Problem requirements →
Reproduce each record below exactly as written.

--- Data supplied ---

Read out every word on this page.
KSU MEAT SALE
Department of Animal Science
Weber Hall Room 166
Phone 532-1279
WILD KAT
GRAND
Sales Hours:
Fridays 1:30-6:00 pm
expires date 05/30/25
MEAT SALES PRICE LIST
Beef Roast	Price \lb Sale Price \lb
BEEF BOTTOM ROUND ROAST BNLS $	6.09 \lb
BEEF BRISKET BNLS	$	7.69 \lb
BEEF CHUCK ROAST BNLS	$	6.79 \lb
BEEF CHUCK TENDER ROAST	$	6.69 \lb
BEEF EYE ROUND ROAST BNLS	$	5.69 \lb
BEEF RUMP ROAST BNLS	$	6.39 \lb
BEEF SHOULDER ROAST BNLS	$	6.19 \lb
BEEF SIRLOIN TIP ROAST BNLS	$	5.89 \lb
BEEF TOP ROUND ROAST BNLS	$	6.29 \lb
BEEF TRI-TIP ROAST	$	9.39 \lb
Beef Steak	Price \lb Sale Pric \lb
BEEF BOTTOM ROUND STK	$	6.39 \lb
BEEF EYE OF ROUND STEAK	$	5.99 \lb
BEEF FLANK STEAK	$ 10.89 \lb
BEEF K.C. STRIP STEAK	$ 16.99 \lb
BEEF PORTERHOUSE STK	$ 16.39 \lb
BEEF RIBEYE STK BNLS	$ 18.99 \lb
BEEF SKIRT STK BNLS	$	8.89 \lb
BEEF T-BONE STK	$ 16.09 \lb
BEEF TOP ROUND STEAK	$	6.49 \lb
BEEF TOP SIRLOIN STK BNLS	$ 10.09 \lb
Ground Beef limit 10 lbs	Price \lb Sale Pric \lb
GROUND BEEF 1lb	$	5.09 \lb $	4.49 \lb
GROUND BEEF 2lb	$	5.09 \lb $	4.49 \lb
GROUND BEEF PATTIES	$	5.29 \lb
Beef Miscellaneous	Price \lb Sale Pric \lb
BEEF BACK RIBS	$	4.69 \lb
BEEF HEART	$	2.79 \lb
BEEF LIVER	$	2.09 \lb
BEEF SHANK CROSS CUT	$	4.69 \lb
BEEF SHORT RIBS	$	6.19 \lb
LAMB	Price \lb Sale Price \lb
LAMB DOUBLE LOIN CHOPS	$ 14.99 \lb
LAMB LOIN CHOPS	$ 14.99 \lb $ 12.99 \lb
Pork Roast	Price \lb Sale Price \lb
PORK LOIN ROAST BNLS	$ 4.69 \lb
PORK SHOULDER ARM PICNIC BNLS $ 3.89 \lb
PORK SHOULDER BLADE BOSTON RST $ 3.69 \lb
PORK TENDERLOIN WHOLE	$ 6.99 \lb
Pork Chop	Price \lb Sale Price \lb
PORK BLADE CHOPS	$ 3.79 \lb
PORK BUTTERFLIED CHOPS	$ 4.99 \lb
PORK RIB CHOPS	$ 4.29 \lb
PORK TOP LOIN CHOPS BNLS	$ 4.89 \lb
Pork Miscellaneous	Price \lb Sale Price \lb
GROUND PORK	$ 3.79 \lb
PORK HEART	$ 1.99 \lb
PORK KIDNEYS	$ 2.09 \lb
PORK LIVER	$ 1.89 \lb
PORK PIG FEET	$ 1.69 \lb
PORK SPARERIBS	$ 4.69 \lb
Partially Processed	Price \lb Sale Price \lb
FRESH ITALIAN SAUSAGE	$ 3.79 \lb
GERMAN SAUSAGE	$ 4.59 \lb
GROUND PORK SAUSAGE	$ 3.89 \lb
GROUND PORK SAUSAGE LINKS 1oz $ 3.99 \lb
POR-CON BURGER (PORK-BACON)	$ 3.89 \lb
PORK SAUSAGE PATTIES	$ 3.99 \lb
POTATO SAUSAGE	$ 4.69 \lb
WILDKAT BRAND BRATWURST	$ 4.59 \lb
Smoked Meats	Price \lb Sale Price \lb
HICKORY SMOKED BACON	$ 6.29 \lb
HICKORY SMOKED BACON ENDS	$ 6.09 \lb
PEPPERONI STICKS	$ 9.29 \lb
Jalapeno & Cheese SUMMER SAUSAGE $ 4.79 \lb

---

Output of the exercise →
Read out every word on this page.
KSU MEAT SALE
Department of Animal Science
Weber Hall Room 166
Phone 532-1279
WILD KAT
GRAND
Sales Hours:
Fridays 1:30-6:00 pm
expires date 05/30/25
MEAT SALES PRICE LIST
Beef Roast	Price \lb Sale Price \lb
BEEF BOTTOM ROUND ROAST BNLS $	6.09 \lb
BEEF BRISKET BNLS	$	7.69 \lb
BEEF CHUCK ROAST BNLS	$	6.79 \lb
BEEF CHUCK TENDER ROAST	$	6.69 \lb
BEEF EYE ROUND ROAST BNLS	$	5.69 \lb
BEEF RUMP ROAST BNLS	$	6.39 \lb
BEEF SHOULDER ROAST BNLS	$	6.19 \lb
BEEF SIRLOIN TIP ROAST BNLS	$	5.89 \lb
BEEF TOP ROUND ROAST BNLS	$	6.29 \lb
BEEF TRI-TIP ROAST	$	9.39 \lb
Beef Steak	Price \lb Sale Pric \lb
BEEF BOTTOM ROUND STK	$	6.39 \lb
BEEF EYE OF ROUND STEAK	$	5.99 \lb
BEEF FLANK STEAK	$ 10.89 \lb
BEEF K.C. STRIP STEAK	$ 16.99 \lb
BEEF PORTERHOUSE STK	$ 16.39 \lb
BEEF RIBEYE STK BNLS	$ 18.99 \lb
BEEF SKIRT STK BNLS	$	8.89 \lb
BEEF T-BONE STK	$ 16.09 \lb
BEEF TOP ROUND STEAK	$	6.49 \lb
BEEF TOP SIRLOIN STK BNLS	$ 10.09 \lb
Ground Beef limit 10 lbs	Price \lb Sale Pric \lb
GROUND BEEF 1lb	$	5.09 \lb $	4.49 \lb
GROUND BEEF 2lb	$	5.09 \lb $	4.49 \lb
GROUND BEEF PATTIES	$	5.29 \lb
Beef Miscellaneous	Price \lb Sale Pric \lb
BEEF BACK RIBS	$	4.69 \lb
BEEF HEART	$	2.79 \lb
BEEF LIVER	$	2.09 \lb
BEEF SHANK CROSS CUT	$	4.69 \lb
BEEF SHORT RIBS	$	6.19 \lb
LAMB	Price \lb Sale Price \lb
LAMB DOUBLE LOIN CHOPS	$ 14.99 \lb
LAMB LOIN CHOPS	$ 14.99 \lb $ 12.99 \lb
Pork Roast	Price \lb Sale Price \lb
PORK LOIN ROAST BNLS	$ 4.69 \lb
PORK SHOULDER ARM PICNIC BNLS $ 3.89 \lb
PORK SHOULDER BLADE BOSTON RST $ 3.69 \lb
PORK TENDERLOIN WHOLE	$ 6.99 \lb
Pork Chop	Price \lb Sale Price \lb
PORK BLADE CHOPS	$ 3.79 \lb
PORK BUTTERFLIED CHOPS	$ 4.99 \lb
PORK RIB CHOPS	$ 4.29 \lb
PORK TOP LOIN CHOPS BNLS	$ 4.89 \lb
Pork Miscellaneous	Price \lb Sale Price \lb
GROUND PORK	$ 3.79 \lb
PORK HEART	$ 1.99 \lb
PORK KIDNEYS	$ 2.09 \lb
PORK LIVER	$ 1.89 \lb
PORK PIG FEET	$ 1.69 \lb
PORK SPARERIBS	$ 4.69 \lb
Partially Processed	Price \lb Sale Price \lb
FRESH ITALIAN SAUSAGE	$ 3.79 \lb
GERMAN SAUSAGE	$ 4.59 \lb
GROUND PORK SAUSAGE	$ 3.89 \lb
GROUND PORK SAUSAGE LINKS 1oz $ 3.99 \lb
POR-CON BURGER (PORK-BACON)	$ 3.89 \lb
PORK SAUSAGE PATTIES	$ 3.99 \lb
POTATO SAUSAGE	$ 4.69 \lb
WILDKAT BRAND BRATWURST	$ 4.59 \lb
Smoked Meats	Price \lb Sale Price \lb
HICKORY SMOKED BACON	$ 6.29 \lb
HICKORY SMOKED BACON ENDS	$ 6.09 \lb
PEPPERONI STICKS	$ 9.29 \lb
Jalapeno & Cheese SUMMER SAUSAGE $ 4.79 \lb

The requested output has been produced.